▶ [Your goal] In the listing below, locate the lines that hold the string "speckle". Copy those lines.

───

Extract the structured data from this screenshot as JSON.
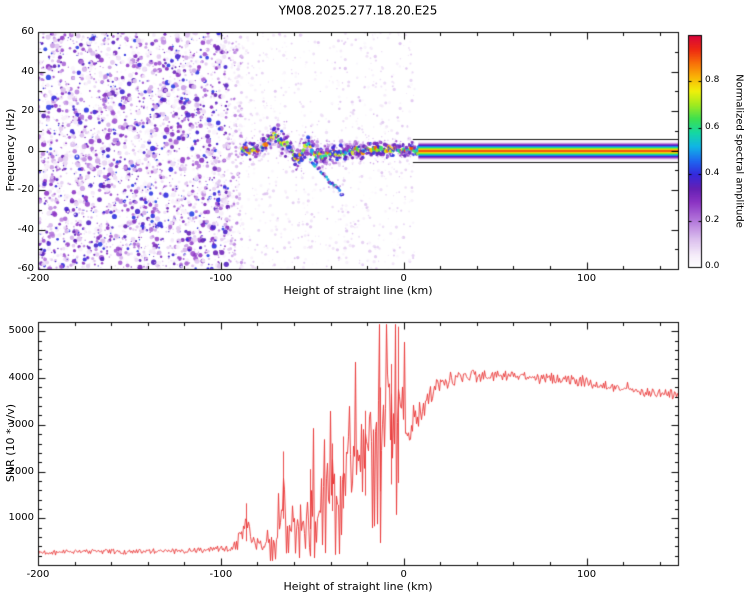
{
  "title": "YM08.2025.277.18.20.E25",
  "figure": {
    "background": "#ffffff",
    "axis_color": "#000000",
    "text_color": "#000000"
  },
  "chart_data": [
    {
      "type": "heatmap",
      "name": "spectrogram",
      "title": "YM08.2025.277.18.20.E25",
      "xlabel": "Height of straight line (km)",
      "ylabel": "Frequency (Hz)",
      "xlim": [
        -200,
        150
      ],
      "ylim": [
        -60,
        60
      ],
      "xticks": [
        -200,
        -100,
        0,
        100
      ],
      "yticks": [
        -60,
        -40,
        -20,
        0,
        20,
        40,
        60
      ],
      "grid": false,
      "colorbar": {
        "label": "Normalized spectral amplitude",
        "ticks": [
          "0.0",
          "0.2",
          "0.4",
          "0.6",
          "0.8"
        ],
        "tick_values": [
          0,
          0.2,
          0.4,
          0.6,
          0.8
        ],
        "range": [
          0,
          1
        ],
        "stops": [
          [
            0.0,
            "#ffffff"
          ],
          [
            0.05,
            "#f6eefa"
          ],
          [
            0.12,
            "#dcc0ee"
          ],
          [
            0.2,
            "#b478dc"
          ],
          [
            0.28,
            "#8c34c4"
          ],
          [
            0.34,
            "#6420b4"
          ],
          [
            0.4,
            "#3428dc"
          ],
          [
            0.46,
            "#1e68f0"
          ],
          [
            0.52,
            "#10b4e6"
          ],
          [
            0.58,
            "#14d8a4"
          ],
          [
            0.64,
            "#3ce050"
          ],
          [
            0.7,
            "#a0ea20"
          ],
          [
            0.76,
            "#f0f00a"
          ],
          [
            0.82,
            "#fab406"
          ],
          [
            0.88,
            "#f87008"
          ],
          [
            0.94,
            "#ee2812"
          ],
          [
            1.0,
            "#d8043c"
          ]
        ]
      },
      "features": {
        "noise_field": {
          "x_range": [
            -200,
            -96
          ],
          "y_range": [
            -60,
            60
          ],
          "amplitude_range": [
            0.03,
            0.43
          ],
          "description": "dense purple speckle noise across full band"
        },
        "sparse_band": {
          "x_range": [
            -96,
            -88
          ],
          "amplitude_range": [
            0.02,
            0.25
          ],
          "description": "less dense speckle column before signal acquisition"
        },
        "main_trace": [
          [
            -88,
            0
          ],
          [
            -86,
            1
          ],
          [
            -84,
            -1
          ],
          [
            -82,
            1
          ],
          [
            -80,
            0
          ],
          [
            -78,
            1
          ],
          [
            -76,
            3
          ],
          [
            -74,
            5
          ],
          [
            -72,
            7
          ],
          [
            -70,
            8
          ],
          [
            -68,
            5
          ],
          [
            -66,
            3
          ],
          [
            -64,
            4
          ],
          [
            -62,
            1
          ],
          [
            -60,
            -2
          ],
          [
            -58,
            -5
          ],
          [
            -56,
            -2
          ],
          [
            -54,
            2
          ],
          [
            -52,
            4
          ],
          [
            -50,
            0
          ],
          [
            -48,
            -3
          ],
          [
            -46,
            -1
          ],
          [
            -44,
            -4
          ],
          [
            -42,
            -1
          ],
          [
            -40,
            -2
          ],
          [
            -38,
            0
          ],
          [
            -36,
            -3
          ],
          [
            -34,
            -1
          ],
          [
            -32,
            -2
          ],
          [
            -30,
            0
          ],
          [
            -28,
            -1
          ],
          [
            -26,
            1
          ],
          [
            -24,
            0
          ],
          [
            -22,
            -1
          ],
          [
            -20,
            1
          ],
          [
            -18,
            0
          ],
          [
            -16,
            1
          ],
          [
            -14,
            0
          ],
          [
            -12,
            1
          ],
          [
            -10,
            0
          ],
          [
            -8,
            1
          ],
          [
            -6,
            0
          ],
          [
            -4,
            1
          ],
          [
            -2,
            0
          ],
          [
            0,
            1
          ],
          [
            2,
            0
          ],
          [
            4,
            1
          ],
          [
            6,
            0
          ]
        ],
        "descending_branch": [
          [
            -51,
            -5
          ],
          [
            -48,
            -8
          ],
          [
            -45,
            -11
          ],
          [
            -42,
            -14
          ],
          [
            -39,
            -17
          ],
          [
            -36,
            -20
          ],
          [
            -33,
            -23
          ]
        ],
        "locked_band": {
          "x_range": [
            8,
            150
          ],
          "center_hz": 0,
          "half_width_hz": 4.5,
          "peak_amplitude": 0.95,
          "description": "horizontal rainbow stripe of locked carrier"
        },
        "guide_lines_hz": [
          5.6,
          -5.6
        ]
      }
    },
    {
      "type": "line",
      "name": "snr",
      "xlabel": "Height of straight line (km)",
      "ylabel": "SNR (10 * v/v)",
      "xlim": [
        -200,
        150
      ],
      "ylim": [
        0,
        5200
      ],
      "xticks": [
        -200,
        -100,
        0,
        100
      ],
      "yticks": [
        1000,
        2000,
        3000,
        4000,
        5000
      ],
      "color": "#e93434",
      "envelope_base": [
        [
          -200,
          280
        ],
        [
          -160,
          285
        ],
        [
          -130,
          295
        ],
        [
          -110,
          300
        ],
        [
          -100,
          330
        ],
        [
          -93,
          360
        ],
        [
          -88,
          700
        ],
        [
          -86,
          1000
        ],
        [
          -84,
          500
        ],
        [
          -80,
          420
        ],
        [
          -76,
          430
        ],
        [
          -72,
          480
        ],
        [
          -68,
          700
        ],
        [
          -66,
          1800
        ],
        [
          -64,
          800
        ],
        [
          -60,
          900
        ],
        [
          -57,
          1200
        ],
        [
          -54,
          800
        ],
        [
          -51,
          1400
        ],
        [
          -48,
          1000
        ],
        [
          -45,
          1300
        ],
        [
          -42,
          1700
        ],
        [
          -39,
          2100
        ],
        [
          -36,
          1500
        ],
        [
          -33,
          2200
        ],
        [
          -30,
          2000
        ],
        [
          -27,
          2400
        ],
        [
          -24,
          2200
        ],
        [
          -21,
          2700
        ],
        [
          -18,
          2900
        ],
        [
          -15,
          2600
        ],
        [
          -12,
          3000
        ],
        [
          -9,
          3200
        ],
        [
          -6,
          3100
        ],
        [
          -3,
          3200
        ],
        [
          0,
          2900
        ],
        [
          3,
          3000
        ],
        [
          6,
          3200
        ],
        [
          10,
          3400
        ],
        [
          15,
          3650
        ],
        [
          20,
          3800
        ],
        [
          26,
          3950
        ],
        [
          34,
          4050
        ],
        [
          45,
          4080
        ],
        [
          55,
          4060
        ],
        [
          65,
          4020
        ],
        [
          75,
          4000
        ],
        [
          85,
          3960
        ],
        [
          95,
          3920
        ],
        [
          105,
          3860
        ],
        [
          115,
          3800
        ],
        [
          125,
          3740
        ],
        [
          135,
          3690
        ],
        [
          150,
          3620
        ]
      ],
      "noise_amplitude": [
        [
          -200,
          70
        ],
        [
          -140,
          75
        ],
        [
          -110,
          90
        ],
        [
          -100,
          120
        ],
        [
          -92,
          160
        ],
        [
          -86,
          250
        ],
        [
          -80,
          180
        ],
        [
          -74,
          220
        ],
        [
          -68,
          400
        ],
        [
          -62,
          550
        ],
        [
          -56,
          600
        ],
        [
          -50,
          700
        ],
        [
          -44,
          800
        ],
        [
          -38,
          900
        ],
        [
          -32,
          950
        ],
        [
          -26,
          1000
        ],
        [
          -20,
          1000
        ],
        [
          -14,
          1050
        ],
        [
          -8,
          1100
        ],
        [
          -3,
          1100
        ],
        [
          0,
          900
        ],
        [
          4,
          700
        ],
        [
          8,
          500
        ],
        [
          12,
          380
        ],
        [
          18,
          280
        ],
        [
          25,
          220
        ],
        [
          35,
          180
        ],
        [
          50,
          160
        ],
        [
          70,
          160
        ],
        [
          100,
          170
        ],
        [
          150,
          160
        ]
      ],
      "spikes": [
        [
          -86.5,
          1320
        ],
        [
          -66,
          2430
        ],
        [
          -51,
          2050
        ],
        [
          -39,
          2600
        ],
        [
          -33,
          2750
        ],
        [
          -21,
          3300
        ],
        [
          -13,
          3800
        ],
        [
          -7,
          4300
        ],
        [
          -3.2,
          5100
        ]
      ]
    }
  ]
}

───

▶ [Correct answer]
          "description": "dense purple speckle noise across full band"
          "description": "less dense speckle column before signal acquisition"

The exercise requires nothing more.